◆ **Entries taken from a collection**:
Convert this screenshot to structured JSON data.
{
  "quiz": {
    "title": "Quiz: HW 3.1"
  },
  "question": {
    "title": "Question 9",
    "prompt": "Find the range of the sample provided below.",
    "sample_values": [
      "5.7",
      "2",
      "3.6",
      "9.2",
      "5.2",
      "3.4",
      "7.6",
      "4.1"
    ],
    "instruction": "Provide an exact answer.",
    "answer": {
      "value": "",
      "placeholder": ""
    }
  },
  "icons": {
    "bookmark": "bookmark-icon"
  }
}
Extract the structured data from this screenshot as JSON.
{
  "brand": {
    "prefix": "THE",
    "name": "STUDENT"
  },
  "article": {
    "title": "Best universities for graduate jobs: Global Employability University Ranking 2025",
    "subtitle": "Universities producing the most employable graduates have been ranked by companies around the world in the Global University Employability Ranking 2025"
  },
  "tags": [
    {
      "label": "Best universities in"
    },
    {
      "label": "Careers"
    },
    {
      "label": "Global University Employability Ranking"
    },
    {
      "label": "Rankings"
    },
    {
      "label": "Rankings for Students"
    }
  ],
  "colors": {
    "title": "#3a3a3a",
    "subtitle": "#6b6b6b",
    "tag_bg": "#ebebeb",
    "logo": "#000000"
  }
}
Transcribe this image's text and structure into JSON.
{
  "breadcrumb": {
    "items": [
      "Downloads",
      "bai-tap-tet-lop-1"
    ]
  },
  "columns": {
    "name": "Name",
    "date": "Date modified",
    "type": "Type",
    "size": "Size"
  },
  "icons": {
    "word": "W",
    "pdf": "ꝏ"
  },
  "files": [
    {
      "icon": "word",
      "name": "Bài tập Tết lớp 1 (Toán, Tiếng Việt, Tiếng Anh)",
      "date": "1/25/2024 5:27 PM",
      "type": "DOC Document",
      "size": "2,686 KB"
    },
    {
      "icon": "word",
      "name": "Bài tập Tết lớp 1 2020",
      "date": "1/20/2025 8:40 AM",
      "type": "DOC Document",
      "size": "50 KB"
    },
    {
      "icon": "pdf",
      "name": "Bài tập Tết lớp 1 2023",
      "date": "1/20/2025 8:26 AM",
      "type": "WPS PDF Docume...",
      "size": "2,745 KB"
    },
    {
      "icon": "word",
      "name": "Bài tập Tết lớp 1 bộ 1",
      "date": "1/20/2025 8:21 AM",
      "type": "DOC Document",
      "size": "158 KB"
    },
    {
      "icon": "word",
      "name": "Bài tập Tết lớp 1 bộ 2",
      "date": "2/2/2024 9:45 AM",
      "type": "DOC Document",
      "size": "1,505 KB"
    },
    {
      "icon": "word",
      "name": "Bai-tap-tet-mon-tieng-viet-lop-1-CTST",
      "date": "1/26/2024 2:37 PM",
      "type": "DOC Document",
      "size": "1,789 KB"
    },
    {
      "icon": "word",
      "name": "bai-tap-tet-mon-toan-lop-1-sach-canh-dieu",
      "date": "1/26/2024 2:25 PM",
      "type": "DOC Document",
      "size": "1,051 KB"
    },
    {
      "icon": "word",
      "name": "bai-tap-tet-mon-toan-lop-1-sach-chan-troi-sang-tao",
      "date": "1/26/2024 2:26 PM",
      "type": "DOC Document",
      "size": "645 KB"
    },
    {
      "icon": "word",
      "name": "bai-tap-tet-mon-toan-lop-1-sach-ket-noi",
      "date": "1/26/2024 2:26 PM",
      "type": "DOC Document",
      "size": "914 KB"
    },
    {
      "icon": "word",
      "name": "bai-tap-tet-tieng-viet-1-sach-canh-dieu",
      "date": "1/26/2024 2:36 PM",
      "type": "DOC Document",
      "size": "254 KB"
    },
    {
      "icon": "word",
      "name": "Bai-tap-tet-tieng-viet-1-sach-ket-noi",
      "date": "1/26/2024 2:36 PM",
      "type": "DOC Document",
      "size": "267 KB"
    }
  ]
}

◆ **Problem to solve**: Return every entry exactly as given.

◆ **Problem solution**:
Convert this screenshot to structured JSON data.
{
  "quiz": {
    "title": "Quiz: HW 3.1"
  },
  "question": {
    "title": "Question 9",
    "prompt": "Find the range of the sample provided below.",
    "sample_values": [
      "5.7",
      "2",
      "3.6",
      "9.2",
      "5.2",
      "3.4",
      "7.6",
      "4.1"
    ],
    "instruction": "Provide an exact answer.",
    "answer": {
      "value": "",
      "placeholder": ""
    }
  },
  "icons": {
    "bookmark": "bookmark-icon"
  }
}
Extract the structured data from this screenshot as JSON.
{
  "brand": {
    "prefix": "THE",
    "name": "STUDENT"
  },
  "article": {
    "title": "Best universities for graduate jobs: Global Employability University Ranking 2025",
    "subtitle": "Universities producing the most employable graduates have been ranked by companies around the world in the Global University Employability Ranking 2025"
  },
  "tags": [
    {
      "label": "Best universities in"
    },
    {
      "label": "Careers"
    },
    {
      "label": "Global University Employability Ranking"
    },
    {
      "label": "Rankings"
    },
    {
      "label": "Rankings for Students"
    }
  ],
  "colors": {
    "title": "#3a3a3a",
    "subtitle": "#6b6b6b",
    "tag_bg": "#ebebeb",
    "logo": "#000000"
  }
}
Transcribe this image's text and structure into JSON.
{
  "breadcrumb": {
    "items": [
      "Downloads",
      "bai-tap-tet-lop-1"
    ]
  },
  "columns": {
    "name": "Name",
    "date": "Date modified",
    "type": "Type",
    "size": "Size"
  },
  "icons": {
    "word": "W",
    "pdf": "ꝏ"
  },
  "files": [
    {
      "icon": "word",
      "name": "Bài tập Tết lớp 1 (Toán, Tiếng Việt, Tiếng Anh)",
      "date": "1/25/2024 5:27 PM",
      "type": "DOC Document",
      "size": "2,686 KB"
    },
    {
      "icon": "word",
      "name": "Bài tập Tết lớp 1 2020",
      "date": "1/20/2025 8:40 AM",
      "type": "DOC Document",
      "size": "50 KB"
    },
    {
      "icon": "pdf",
      "name": "Bài tập Tết lớp 1 2023",
      "date": "1/20/2025 8:26 AM",
      "type": "WPS PDF Docume...",
      "size": "2,745 KB"
    },
    {
      "icon": "word",
      "name": "Bài tập Tết lớp 1 bộ 1",
      "date": "1/20/2025 8:21 AM",
      "type": "DOC Document",
      "size": "158 KB"
    },
    {
      "icon": "word",
      "name": "Bài tập Tết lớp 1 bộ 2",
      "date": "2/2/2024 9:45 AM",
      "type": "DOC Document",
      "size": "1,505 KB"
    },
    {
      "icon": "word",
      "name": "Bai-tap-tet-mon-tieng-viet-lop-1-CTST",
      "date": "1/26/2024 2:37 PM",
      "type": "DOC Document",
      "size": "1,789 KB"
    },
    {
      "icon": "word",
      "name": "bai-tap-tet-mon-toan-lop-1-sach-canh-dieu",
      "date": "1/26/2024 2:25 PM",
      "type": "DOC Document",
      "size": "1,051 KB"
    },
    {
      "icon": "word",
      "name": "bai-tap-tet-mon-toan-lop-1-sach-chan-troi-sang-tao",
      "date": "1/26/2024 2:26 PM",
      "type": "DOC Document",
      "size": "645 KB"
    },
    {
      "icon": "word",
      "name": "bai-tap-tet-mon-toan-lop-1-sach-ket-noi",
      "date": "1/26/2024 2:26 PM",
      "type": "DOC Document",
      "size": "914 KB"
    },
    {
      "icon": "word",
      "name": "bai-tap-tet-tieng-viet-1-sach-canh-dieu",
      "date": "1/26/2024 2:36 PM",
      "type": "DOC Document",
      "size": "254 KB"
    },
    {
      "icon": "word",
      "name": "Bai-tap-tet-tieng-viet-1-sach-ket-noi",
      "date": "1/26/2024 2:36 PM",
      "type": "DOC Document",
      "size": "267 KB"
    }
  ]
}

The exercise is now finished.